# MATERIAL FOR THIS TASK
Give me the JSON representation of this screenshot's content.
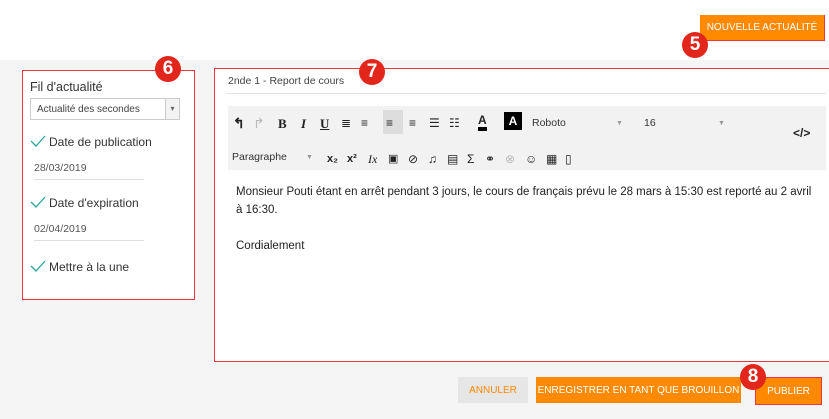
{
  "header": {
    "new_news_button": "NOUVELLE ACTUALITÉ"
  },
  "markers": {
    "m5": "5",
    "m6": "6",
    "m7": "7",
    "m8": "8"
  },
  "sidebar": {
    "title": "Fil d'actualité",
    "feed_select": "Actualité des secondes",
    "publication_label": "Date de publication",
    "publication_date": "28/03/2019",
    "expiration_label": "Date d'expiration",
    "expiration_date": "02/04/2019",
    "headline_label": "Mettre à la une"
  },
  "editor": {
    "title": "2nde 1 - Report de cours",
    "font_name": "Roboto",
    "font_size": "16",
    "format": "Paragraphe",
    "body_line1": "Monsieur Pouti étant en arrêt pendant 3 jours, le cours de français prévu le 28 mars à 15:30 est reporté au 2 avril à 16:30.",
    "body_line2": "Cordialement"
  },
  "footer": {
    "cancel": "ANNULER",
    "save_draft": "ENREGISTRER EN TANT QUE BROUILLON",
    "publish": "PUBLIER"
  },
  "icons": [
    "undo-icon",
    "redo-icon",
    "bold-icon",
    "italic-icon",
    "underline-icon",
    "align-justify-icon",
    "align-center-icon",
    "align-left-icon",
    "align-right-icon",
    "bullet-list-icon",
    "numbered-list-icon",
    "text-color-icon",
    "background-color-icon",
    "source-code-icon",
    "subscript-icon",
    "superscript-icon",
    "clear-format-icon",
    "image-icon",
    "attachment-icon",
    "audio-icon",
    "video-icon",
    "formula-icon",
    "link-icon",
    "unlink-icon",
    "emoji-icon",
    "table-icon",
    "document-icon",
    "check-icon",
    "chevron-down-icon"
  ],
  "colors": {
    "accent": "#ff8a00",
    "marker": "#e3261b",
    "frame": "#e8383d",
    "check": "#2aa79b"
  }
}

# WRITTEN TASK
Print every entry exactly as written, without the pictures.

# TASK ANSWER
Give me the JSON representation of this screenshot's content.
{
  "header": {
    "new_news_button": "NOUVELLE ACTUALITÉ"
  },
  "markers": {
    "m5": "5",
    "m6": "6",
    "m7": "7",
    "m8": "8"
  },
  "sidebar": {
    "title": "Fil d'actualité",
    "feed_select": "Actualité des secondes",
    "publication_label": "Date de publication",
    "publication_date": "28/03/2019",
    "expiration_label": "Date d'expiration",
    "expiration_date": "02/04/2019",
    "headline_label": "Mettre à la une"
  },
  "editor": {
    "title": "2nde 1 - Report de cours",
    "font_name": "Roboto",
    "font_size": "16",
    "format": "Paragraphe",
    "body_line1": "Monsieur Pouti étant en arrêt pendant 3 jours, le cours de français prévu le 28 mars à 15:30 est reporté au 2 avril à 16:30.",
    "body_line2": "Cordialement"
  },
  "footer": {
    "cancel": "ANNULER",
    "save_draft": "ENREGISTRER EN TANT QUE BROUILLON",
    "publish": "PUBLIER"
  },
  "icons": [
    "undo-icon",
    "redo-icon",
    "bold-icon",
    "italic-icon",
    "underline-icon",
    "align-justify-icon",
    "align-center-icon",
    "align-left-icon",
    "align-right-icon",
    "bullet-list-icon",
    "numbered-list-icon",
    "text-color-icon",
    "background-color-icon",
    "source-code-icon",
    "subscript-icon",
    "superscript-icon",
    "clear-format-icon",
    "image-icon",
    "attachment-icon",
    "audio-icon",
    "video-icon",
    "formula-icon",
    "link-icon",
    "unlink-icon",
    "emoji-icon",
    "table-icon",
    "document-icon",
    "check-icon",
    "chevron-down-icon"
  ],
  "colors": {
    "accent": "#ff8a00",
    "marker": "#e3261b",
    "frame": "#e8383d",
    "check": "#2aa79b"
  }
}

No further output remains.